What to produce: Look through the entries below and report how many lines hold the string "name". Only the number is wanted.

===== Stored records =====

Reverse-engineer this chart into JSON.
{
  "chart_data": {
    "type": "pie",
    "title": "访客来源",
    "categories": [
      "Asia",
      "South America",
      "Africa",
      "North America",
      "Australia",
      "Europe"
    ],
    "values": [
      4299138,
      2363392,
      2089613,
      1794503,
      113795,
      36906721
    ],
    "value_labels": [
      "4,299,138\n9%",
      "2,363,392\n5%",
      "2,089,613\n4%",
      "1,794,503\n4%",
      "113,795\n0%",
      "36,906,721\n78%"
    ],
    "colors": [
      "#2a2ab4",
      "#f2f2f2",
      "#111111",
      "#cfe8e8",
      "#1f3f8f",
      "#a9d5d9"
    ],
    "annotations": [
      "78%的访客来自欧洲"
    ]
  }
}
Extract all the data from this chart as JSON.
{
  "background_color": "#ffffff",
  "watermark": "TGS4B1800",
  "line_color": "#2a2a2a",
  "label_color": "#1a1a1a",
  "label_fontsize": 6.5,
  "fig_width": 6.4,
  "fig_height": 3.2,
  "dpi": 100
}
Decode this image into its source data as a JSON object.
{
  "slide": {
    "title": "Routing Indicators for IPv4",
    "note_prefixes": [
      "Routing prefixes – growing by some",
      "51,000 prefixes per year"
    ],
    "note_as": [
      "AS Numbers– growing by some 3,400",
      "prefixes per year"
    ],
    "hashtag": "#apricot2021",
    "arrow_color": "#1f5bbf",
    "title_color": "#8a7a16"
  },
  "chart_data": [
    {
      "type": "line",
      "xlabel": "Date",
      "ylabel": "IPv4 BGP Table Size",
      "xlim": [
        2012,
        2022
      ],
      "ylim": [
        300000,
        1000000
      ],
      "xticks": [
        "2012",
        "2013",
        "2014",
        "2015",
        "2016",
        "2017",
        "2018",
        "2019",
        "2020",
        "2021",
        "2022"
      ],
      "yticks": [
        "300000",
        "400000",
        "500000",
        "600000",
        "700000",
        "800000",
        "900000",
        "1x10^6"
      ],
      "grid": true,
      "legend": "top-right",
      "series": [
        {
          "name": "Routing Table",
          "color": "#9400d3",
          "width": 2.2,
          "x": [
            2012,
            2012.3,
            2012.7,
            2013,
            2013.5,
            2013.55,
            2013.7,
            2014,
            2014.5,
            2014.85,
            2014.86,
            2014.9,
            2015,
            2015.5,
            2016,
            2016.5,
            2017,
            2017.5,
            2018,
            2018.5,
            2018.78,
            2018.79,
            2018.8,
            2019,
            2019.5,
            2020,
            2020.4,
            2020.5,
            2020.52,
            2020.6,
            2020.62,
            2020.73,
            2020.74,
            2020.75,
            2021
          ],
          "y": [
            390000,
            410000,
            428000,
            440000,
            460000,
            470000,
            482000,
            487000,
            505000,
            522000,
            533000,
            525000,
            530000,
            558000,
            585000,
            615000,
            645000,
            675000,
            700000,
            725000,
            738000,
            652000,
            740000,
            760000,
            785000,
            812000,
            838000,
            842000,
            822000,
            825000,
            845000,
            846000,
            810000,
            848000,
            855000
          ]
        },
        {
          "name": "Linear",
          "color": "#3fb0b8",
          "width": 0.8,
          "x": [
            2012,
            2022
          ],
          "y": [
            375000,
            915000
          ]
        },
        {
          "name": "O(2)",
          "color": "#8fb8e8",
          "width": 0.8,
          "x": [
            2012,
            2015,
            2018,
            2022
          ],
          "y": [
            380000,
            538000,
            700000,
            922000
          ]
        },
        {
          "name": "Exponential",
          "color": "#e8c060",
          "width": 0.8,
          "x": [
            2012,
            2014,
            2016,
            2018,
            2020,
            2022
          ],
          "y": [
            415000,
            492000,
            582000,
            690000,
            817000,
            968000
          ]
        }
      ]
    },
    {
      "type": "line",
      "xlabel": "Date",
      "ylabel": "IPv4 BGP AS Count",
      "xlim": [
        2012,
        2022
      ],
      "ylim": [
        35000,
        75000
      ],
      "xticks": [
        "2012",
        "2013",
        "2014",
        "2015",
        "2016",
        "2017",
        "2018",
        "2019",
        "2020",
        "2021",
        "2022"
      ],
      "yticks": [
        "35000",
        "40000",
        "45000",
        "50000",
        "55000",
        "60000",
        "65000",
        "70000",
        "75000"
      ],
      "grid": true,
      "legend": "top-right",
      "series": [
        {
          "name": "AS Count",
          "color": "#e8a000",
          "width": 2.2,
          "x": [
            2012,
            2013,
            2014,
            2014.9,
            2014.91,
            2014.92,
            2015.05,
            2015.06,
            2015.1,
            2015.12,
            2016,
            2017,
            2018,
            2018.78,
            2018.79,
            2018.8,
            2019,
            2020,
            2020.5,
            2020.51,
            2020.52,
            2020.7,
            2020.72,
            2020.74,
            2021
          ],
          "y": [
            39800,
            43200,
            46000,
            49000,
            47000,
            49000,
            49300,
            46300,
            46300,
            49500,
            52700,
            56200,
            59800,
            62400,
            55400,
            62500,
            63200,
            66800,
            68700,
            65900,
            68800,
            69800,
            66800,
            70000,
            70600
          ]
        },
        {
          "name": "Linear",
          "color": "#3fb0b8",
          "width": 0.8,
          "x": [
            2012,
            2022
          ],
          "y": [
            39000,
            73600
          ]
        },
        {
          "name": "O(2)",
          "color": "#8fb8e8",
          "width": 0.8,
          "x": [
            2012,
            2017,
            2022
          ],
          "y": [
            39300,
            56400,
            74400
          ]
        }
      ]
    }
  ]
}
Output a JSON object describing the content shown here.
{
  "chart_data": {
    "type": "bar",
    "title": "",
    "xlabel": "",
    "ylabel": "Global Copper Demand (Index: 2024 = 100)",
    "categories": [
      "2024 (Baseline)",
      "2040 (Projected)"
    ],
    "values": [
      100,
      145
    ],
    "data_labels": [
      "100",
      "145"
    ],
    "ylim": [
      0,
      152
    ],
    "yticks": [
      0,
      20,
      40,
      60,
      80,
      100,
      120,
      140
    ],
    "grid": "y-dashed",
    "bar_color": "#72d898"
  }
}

=====

Solution to this task: 7